Bounding box annotations:
_ _ _

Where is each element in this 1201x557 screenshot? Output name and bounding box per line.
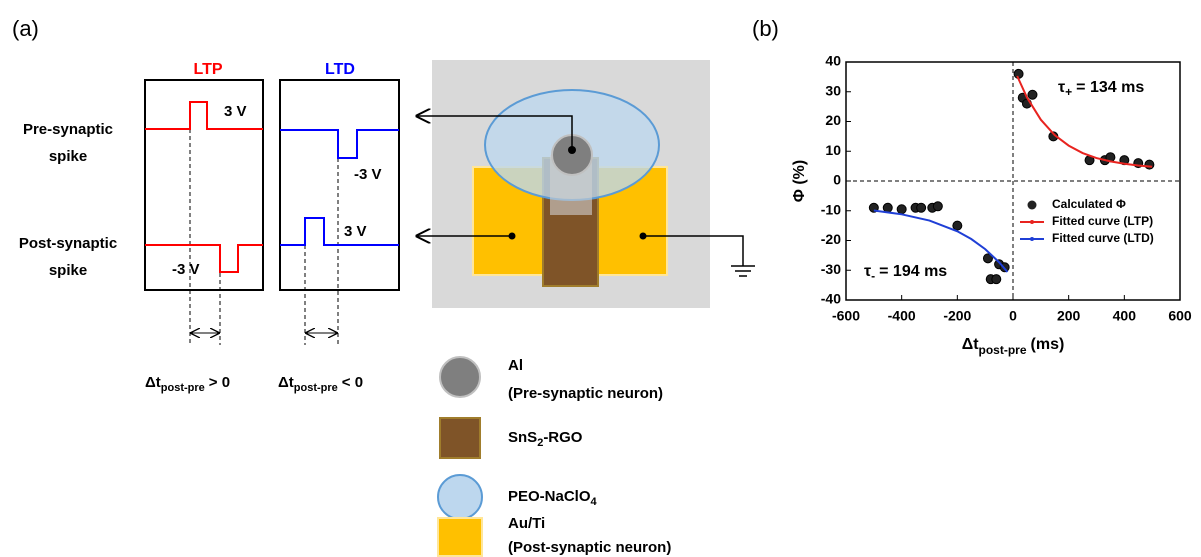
xlabel-main: Δt xyxy=(962,336,980,353)
data-point xyxy=(883,203,892,212)
data-point xyxy=(1145,160,1154,169)
legend-label: Fitted curve (LTP) xyxy=(1052,214,1153,228)
annotation-text: = 194 ms xyxy=(879,263,947,280)
legend-al xyxy=(440,357,480,397)
x-tick-label: -400 xyxy=(888,308,916,324)
legend-au-ti xyxy=(438,518,482,556)
pre-label: spike xyxy=(49,148,87,165)
legend-marker xyxy=(1028,201,1037,210)
legend-marker xyxy=(1030,220,1034,224)
figure: (a) LTP LTD Pre-synaptic spike Post-syna… xyxy=(0,0,1201,557)
dt-sub: post-pre xyxy=(294,382,338,394)
y-tick-label: -10 xyxy=(821,201,841,217)
voltage-label: 3 V xyxy=(224,103,247,120)
legend-rest: -RGO xyxy=(543,429,582,446)
data-point xyxy=(897,205,906,214)
y-tick-label: 20 xyxy=(825,112,841,128)
y-axis-label: Φ (%) xyxy=(791,160,808,202)
dt-main: Δt xyxy=(145,374,161,391)
ltp-post-wave xyxy=(145,245,263,272)
x-axis-label: Δtpost-pre (ms) xyxy=(962,336,1065,357)
x-tick-label: 600 xyxy=(1168,308,1192,324)
data-point xyxy=(992,275,1001,284)
x-tick-label: 400 xyxy=(1113,308,1137,324)
y-tick-label: 40 xyxy=(825,53,841,69)
legend-text: PEO-NaClO4 xyxy=(508,488,598,508)
y-tick-label: 10 xyxy=(825,142,841,158)
page: {"panel_a": { "label": "(a)", "ltp": "LT… xyxy=(0,0,1201,557)
ltd-post-wave xyxy=(280,218,399,245)
legend-text: (Post-synaptic neuron) xyxy=(508,539,671,556)
legend-sub: 4 xyxy=(591,496,598,508)
annotation-symbol: τ xyxy=(864,263,871,280)
legend-text: SnS2-RGO xyxy=(508,429,583,449)
legend-text: Al xyxy=(508,357,523,374)
y-tick-label: -30 xyxy=(821,261,841,277)
legend-peo xyxy=(438,475,482,519)
dt-label: Δtpost-pre > 0 xyxy=(145,374,230,394)
annotation-sub: + xyxy=(1065,85,1072,99)
xlabel-sub: post-pre xyxy=(979,343,1027,357)
y-tick-label: 0 xyxy=(833,172,841,188)
legend-label: Fitted curve (LTD) xyxy=(1052,231,1154,245)
data-point xyxy=(1028,90,1037,99)
annotation-sub: - xyxy=(871,269,875,283)
data-point xyxy=(917,203,926,212)
x-tick-label: 0 xyxy=(1009,308,1017,324)
legend-main: SnS xyxy=(508,429,537,446)
y-tick-label: -40 xyxy=(821,291,841,307)
ground-symbol xyxy=(731,266,755,276)
annotation: τ+ = 134 ms xyxy=(1058,79,1144,99)
x-tick-label: -600 xyxy=(832,308,860,324)
pre-label: Pre-synaptic xyxy=(23,121,113,138)
legend-label: Calculated Φ xyxy=(1052,197,1126,211)
dt-sub: post-pre xyxy=(161,382,205,394)
data-point xyxy=(933,202,942,211)
panel-label: (b) xyxy=(752,16,779,41)
voltage-label: 3 V xyxy=(344,223,367,240)
dt-main: Δt xyxy=(278,374,294,391)
post-label: Post-synaptic xyxy=(19,235,117,252)
x-tick-label: 200 xyxy=(1057,308,1081,324)
dt-label: Δtpost-pre < 0 xyxy=(278,374,363,394)
annotation-text: = 134 ms xyxy=(1076,79,1144,96)
x-tick-label: -200 xyxy=(943,308,971,324)
xlabel-rest: (ms) xyxy=(1031,336,1065,353)
ltd-pre-wave xyxy=(280,130,399,158)
annotation-symbol: τ xyxy=(1058,79,1065,96)
data-point xyxy=(953,221,962,230)
annotation: τ-= 194 ms xyxy=(864,263,947,283)
y-tick-label: 30 xyxy=(825,82,841,98)
legend-text: (Pre-synaptic neuron) xyxy=(508,385,663,402)
voltage-label: -3 V xyxy=(354,166,382,183)
post-label: spike xyxy=(49,262,87,279)
ltp-label: LTP xyxy=(193,61,222,78)
dt-rest: < 0 xyxy=(342,374,363,391)
legend-text: Au/Ti xyxy=(508,515,545,532)
ltd-label: LTD xyxy=(325,61,355,78)
panel-label: (a) xyxy=(12,16,39,41)
legend-sns2 xyxy=(440,418,480,458)
legend-marker xyxy=(1030,237,1034,241)
legend-main: PEO-NaClO xyxy=(508,488,591,505)
y-tick-label: -20 xyxy=(821,231,841,247)
dt-rest: > 0 xyxy=(209,374,230,391)
voltage-label: -3 V xyxy=(172,261,200,278)
ltd-box xyxy=(280,80,399,290)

_ _ _

WHAT THIS TASK INVOLVES:
Tally the lines in the records above that contain the string "curve", with case counting. Give only the number.

FINISHED EXERCISE:
2